[LISTING start]

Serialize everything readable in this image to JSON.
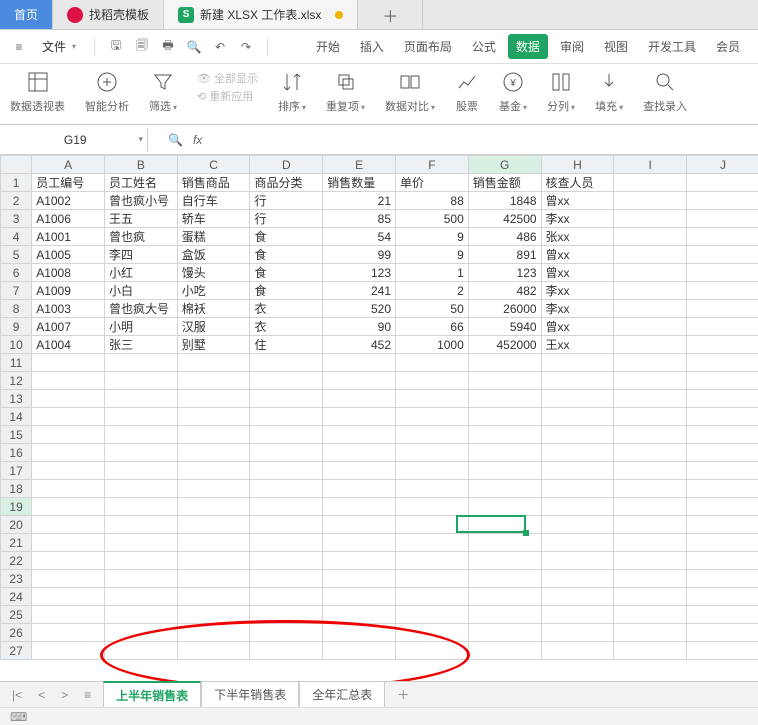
{
  "top_tabs": {
    "home": "首页",
    "template": "找稻壳模板",
    "doc": "新建 XLSX 工作表.xlsx"
  },
  "file_menu": "文件",
  "ribbon": [
    "开始",
    "插入",
    "页面布局",
    "公式",
    "数据",
    "审阅",
    "视图",
    "开发工具",
    "会员"
  ],
  "ribbon_active_index": 4,
  "tools": {
    "pivot": "数据透视表",
    "smart": "智能分析",
    "filter": "筛选",
    "showall": "全部显示",
    "reapply": "重新应用",
    "sort": "排序",
    "dup": "重复项",
    "compare": "数据对比",
    "stock": "股票",
    "fund": "基金",
    "split": "分列",
    "fill": "填充",
    "find": "查找录入"
  },
  "name_box": "G19",
  "columns": [
    "A",
    "B",
    "C",
    "D",
    "E",
    "F",
    "G",
    "H",
    "I",
    "J"
  ],
  "active_col_index": 6,
  "active_row": 19,
  "headers": [
    "员工编号",
    "员工姓名",
    "销售商品",
    "商品分类",
    "销售数量",
    "单价",
    "销售金额",
    "核查人员"
  ],
  "rows": [
    [
      "A1002",
      "曾也疯小号",
      "自行车",
      "行",
      "21",
      "88",
      "1848",
      "曾xx"
    ],
    [
      "A1006",
      "王五",
      "轿车",
      "行",
      "85",
      "500",
      "42500",
      "李xx"
    ],
    [
      "A1001",
      "曾也疯",
      "蛋糕",
      "食",
      "54",
      "9",
      "486",
      "张xx"
    ],
    [
      "A1005",
      "李四",
      "盒饭",
      "食",
      "99",
      "9",
      "891",
      "曾xx"
    ],
    [
      "A1008",
      "小红",
      "馒头",
      "食",
      "123",
      "1",
      "123",
      "曾xx"
    ],
    [
      "A1009",
      "小白",
      "小吃",
      "食",
      "241",
      "2",
      "482",
      "李xx"
    ],
    [
      "A1003",
      "曾也疯大号",
      "棉袄",
      "衣",
      "520",
      "50",
      "26000",
      "李xx"
    ],
    [
      "A1007",
      "小明",
      "汉服",
      "衣",
      "90",
      "66",
      "5940",
      "曾xx"
    ],
    [
      "A1004",
      "张三",
      "别墅",
      "住",
      "452",
      "1000",
      "452000",
      "王xx"
    ]
  ],
  "total_rows": 27,
  "sheets": [
    "上半年销售表",
    "下半年销售表",
    "全年汇总表"
  ],
  "sheet_active_index": 0,
  "chart_data": {
    "type": "table",
    "title": "",
    "columns": [
      "员工编号",
      "员工姓名",
      "销售商品",
      "商品分类",
      "销售数量",
      "单价",
      "销售金额",
      "核查人员"
    ],
    "records": [
      {
        "员工编号": "A1002",
        "员工姓名": "曾也疯小号",
        "销售商品": "自行车",
        "商品分类": "行",
        "销售数量": 21,
        "单价": 88,
        "销售金额": 1848,
        "核查人员": "曾xx"
      },
      {
        "员工编号": "A1006",
        "员工姓名": "王五",
        "销售商品": "轿车",
        "商品分类": "行",
        "销售数量": 85,
        "单价": 500,
        "销售金额": 42500,
        "核查人员": "李xx"
      },
      {
        "员工编号": "A1001",
        "员工姓名": "曾也疯",
        "销售商品": "蛋糕",
        "商品分类": "食",
        "销售数量": 54,
        "单价": 9,
        "销售金额": 486,
        "核查人员": "张xx"
      },
      {
        "员工编号": "A1005",
        "员工姓名": "李四",
        "销售商品": "盒饭",
        "商品分类": "食",
        "销售数量": 99,
        "单价": 9,
        "销售金额": 891,
        "核查人员": "曾xx"
      },
      {
        "员工编号": "A1008",
        "员工姓名": "小红",
        "销售商品": "馒头",
        "商品分类": "食",
        "销售数量": 123,
        "单价": 1,
        "销售金额": 123,
        "核查人员": "曾xx"
      },
      {
        "员工编号": "A1009",
        "员工姓名": "小白",
        "销售商品": "小吃",
        "商品分类": "食",
        "销售数量": 241,
        "单价": 2,
        "销售金额": 482,
        "核查人员": "李xx"
      },
      {
        "员工编号": "A1003",
        "员工姓名": "曾也疯大号",
        "销售商品": "棉袄",
        "商品分类": "衣",
        "销售数量": 520,
        "单价": 50,
        "销售金额": 26000,
        "核查人员": "李xx"
      },
      {
        "员工编号": "A1007",
        "员工姓名": "小明",
        "销售商品": "汉服",
        "商品分类": "衣",
        "销售数量": 90,
        "单价": 66,
        "销售金额": 5940,
        "核查人员": "曾xx"
      },
      {
        "员工编号": "A1004",
        "员工姓名": "张三",
        "销售商品": "别墅",
        "商品分类": "住",
        "销售数量": 452,
        "单价": 1000,
        "销售金额": 452000,
        "核查人员": "王xx"
      }
    ]
  }
}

[LISTING end]

# [WHAT IS ASKED]
Lines containing the string "员工编号" should be counted; reply with their number and nothing more.

# [RESULT OF THE TASK]
11